OBJECTIVE |
Quote every line of the data below as it stands, omitting pictures.

Dataset items:

★ ★ ★

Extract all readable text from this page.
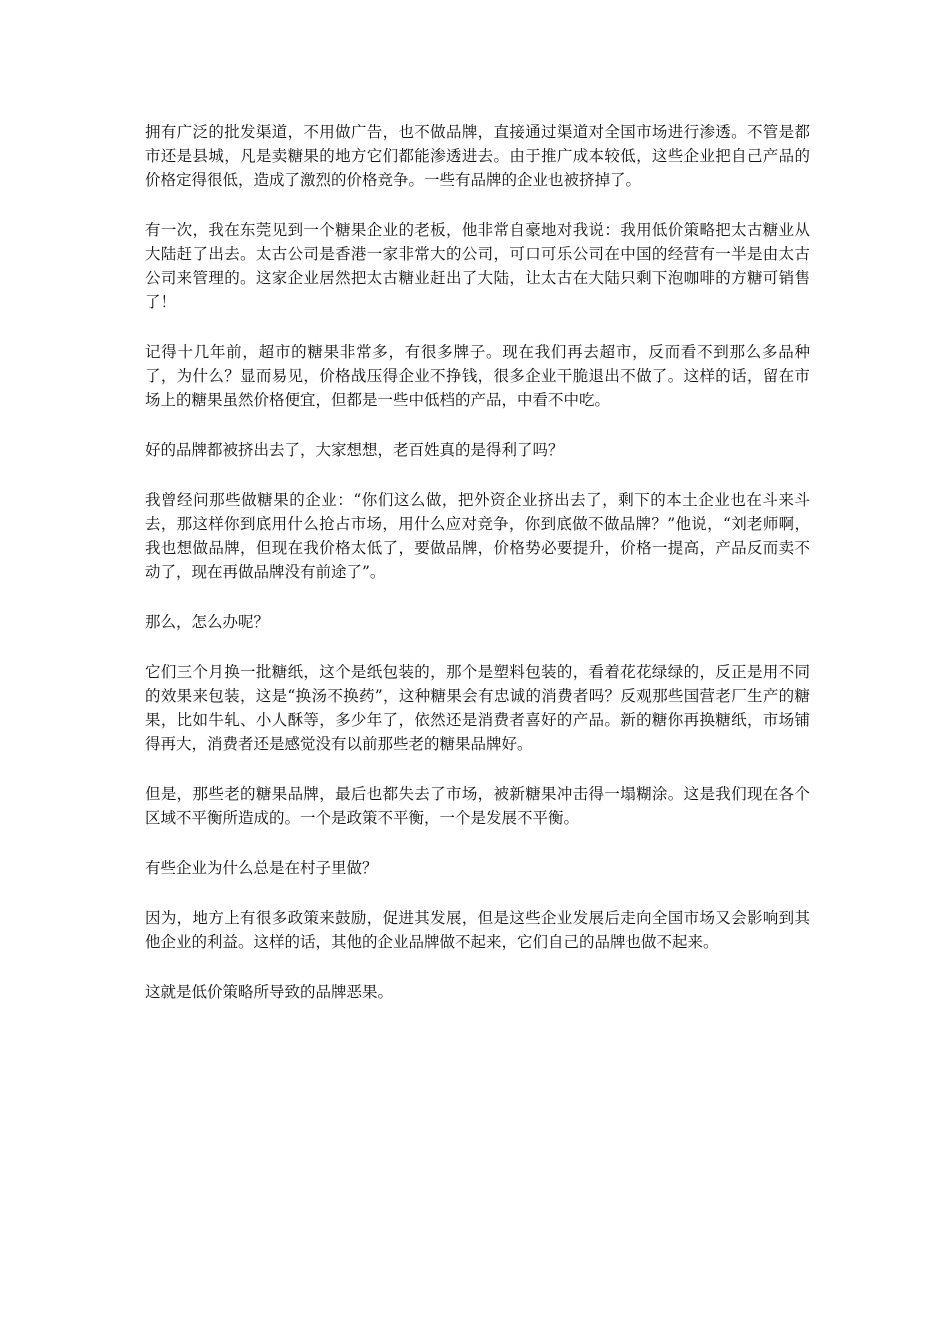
拥有广泛的批发渠道，不用做广告，也不做品牌，直接通过渠道对全国市场进行渗透。不管是都市还是县城，凡是卖糖果的地方它们都能渗透进去。由于推广成本较低，这些企业把自己产品的价格定得很低，造成了激烈的价格竞争。一些有品牌的企业也被挤掉了。

有一次，我在东莞见到一个糖果企业的老板，他非常自豪地对我说：我用低价策略把太古糖业从大陆赶了出去。太古公司是香港一家非常大的公司，可口可乐公司在中国的经营有一半是由太古公司来管理的。这家企业居然把太古糖业赶出了大陆，让太古在大陆只剩下泡咖啡的方糖可销售了！

记得十几年前，超市的糖果非常多，有很多牌子。现在我们再去超市，反而看不到那么多品种了，为什么？显而易见，价格战压得企业不挣钱，很多企业干脆退出不做了。这样的话，留在市场上的糖果虽然价格便宜，但都是一些中低档的产品，中看不中吃。

好的品牌都被挤出去了，大家想想，老百姓真的是得利了吗？

我曾经问那些做糖果的企业：“你们这么做，把外资企业挤出去了，剩下的本土企业也在斗来斗去，那这样你到底用什么抢占市场，用什么应对竞争，你到底做不做品牌？”他说，“刘老师啊，我也想做品牌，但现在我价格太低了，要做品牌，价格势必要提升，价格一提高，产品反而卖不动了，现在再做品牌没有前途了”。

那么，怎么办呢？

它们三个月换一批糖纸，这个是纸包装的，那个是塑料包装的，看着花花绿绿的，反正是用不同的效果来包装，这是“换汤不换药”，这种糖果会有忠诚的消费者吗？反观那些国营老厂生产的糖果，比如牛轧、小人酥等，多少年了，依然还是消费者喜好的产品。新的糖你再换糖纸，市场铺得再大，消费者还是感觉没有以前那些老的糖果品牌好。

但是，那些老的糖果品牌，最后也都失去了市场，被新糖果冲击得一塌糊涂。这是我们现在各个区域不平衡所造成的。一个是政策不平衡，一个是发展不平衡。

有些企业为什么总是在村子里做？

因为，地方上有很多政策来鼓励，促进其发展，但是这些企业发展后走向全国市场又会影响到其他企业的利益。这样的话，其他的企业品牌做不起来，它们自己的品牌也做不起来。

这就是低价策略所导致的品牌恶果。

★ ★ ★

EXERCISE SOLUTION |
Extract all readable text from this page.
拥有广泛的批发渠道，不用做广告，也不做品牌，直接通过渠道对全国市场进行渗透。不管是都市还是县城，凡是卖糖果的地方它们都能渗透进去。由于推广成本较低，这些企业把自己产品的价格定得很低，造成了激烈的价格竞争。一些有品牌的企业也被挤掉了。

有一次，我在东莞见到一个糖果企业的老板，他非常自豪地对我说：我用低价策略把太古糖业从大陆赶了出去。太古公司是香港一家非常大的公司，可口可乐公司在中国的经营有一半是由太古公司来管理的。这家企业居然把太古糖业赶出了大陆，让太古在大陆只剩下泡咖啡的方糖可销售了！

记得十几年前，超市的糖果非常多，有很多牌子。现在我们再去超市，反而看不到那么多品种了，为什么？显而易见，价格战压得企业不挣钱，很多企业干脆退出不做了。这样的话，留在市场上的糖果虽然价格便宜，但都是一些中低档的产品，中看不中吃。

好的品牌都被挤出去了，大家想想，老百姓真的是得利了吗？

我曾经问那些做糖果的企业：“你们这么做，把外资企业挤出去了，剩下的本土企业也在斗来斗去，那这样你到底用什么抢占市场，用什么应对竞争，你到底做不做品牌？”他说，“刘老师啊，我也想做品牌，但现在我价格太低了，要做品牌，价格势必要提升，价格一提高，产品反而卖不动了，现在再做品牌没有前途了”。

那么，怎么办呢？

它们三个月换一批糖纸，这个是纸包装的，那个是塑料包装的，看着花花绿绿的，反正是用不同的效果来包装，这是“换汤不换药”，这种糖果会有忠诚的消费者吗？反观那些国营老厂生产的糖果，比如牛轧、小人酥等，多少年了，依然还是消费者喜好的产品。新的糖你再换糖纸，市场铺得再大，消费者还是感觉没有以前那些老的糖果品牌好。

但是，那些老的糖果品牌，最后也都失去了市场，被新糖果冲击得一塌糊涂。这是我们现在各个区域不平衡所造成的。一个是政策不平衡，一个是发展不平衡。

有些企业为什么总是在村子里做？

因为，地方上有很多政策来鼓励，促进其发展，但是这些企业发展后走向全国市场又会影响到其他企业的利益。这样的话，其他的企业品牌做不起来，它们自己的品牌也做不起来。

这就是低价策略所导致的品牌恶果。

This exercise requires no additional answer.